## [RECORDS SHOWN]
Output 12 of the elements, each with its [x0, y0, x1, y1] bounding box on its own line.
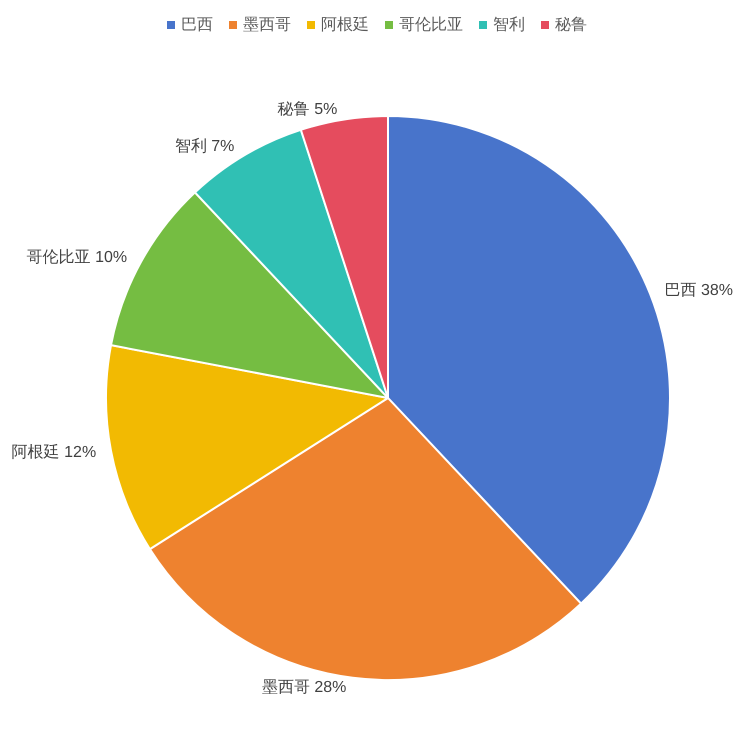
legend-label: 阿根廷 — [321, 16, 369, 34]
legend-label: 墨西哥 — [243, 16, 291, 34]
category-label: 阿根廷 12% — [12, 444, 96, 462]
legend-label: 智利 — [493, 16, 525, 34]
category-label: 哥伦比亚 10% — [26, 248, 128, 266]
legend-label: 秘鲁 — [555, 16, 587, 34]
category-label: 巴西 38% — [664, 282, 733, 300]
category-label: 墨西哥 28% — [262, 679, 346, 696]
legend-label: 巴西 — [181, 16, 213, 34]
legend-label: 哥伦比亚 — [399, 16, 463, 34]
category-label: 智利 7% — [174, 138, 234, 156]
category-label: 秘鲁 5% — [278, 101, 338, 118]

## [DESCRIPTION OF THE TASK]
Copy all the lines above word for word, but leave out the picture.

## [THE ANSWER]
Output 12 of the elements, each with its [x0, y0, x1, y1] bounding box on its own line.
legend-label: 阿根廷 — [321, 16, 369, 34]
legend-label: 墨西哥 — [243, 16, 291, 34]
category-label: 阿根廷 12% — [12, 444, 96, 462]
legend-label: 智利 — [493, 16, 525, 34]
category-label: 哥伦比亚 10% — [26, 248, 128, 266]
legend-label: 秘鲁 — [555, 16, 587, 34]
category-label: 巴西 38% — [664, 282, 733, 300]
category-label: 墨西哥 28% — [262, 679, 346, 696]
legend-label: 巴西 — [181, 16, 213, 34]
legend-label: 哥伦比亚 — [399, 16, 463, 34]
category-label: 智利 7% — [174, 138, 234, 156]
category-label: 秘鲁 5% — [278, 101, 338, 118]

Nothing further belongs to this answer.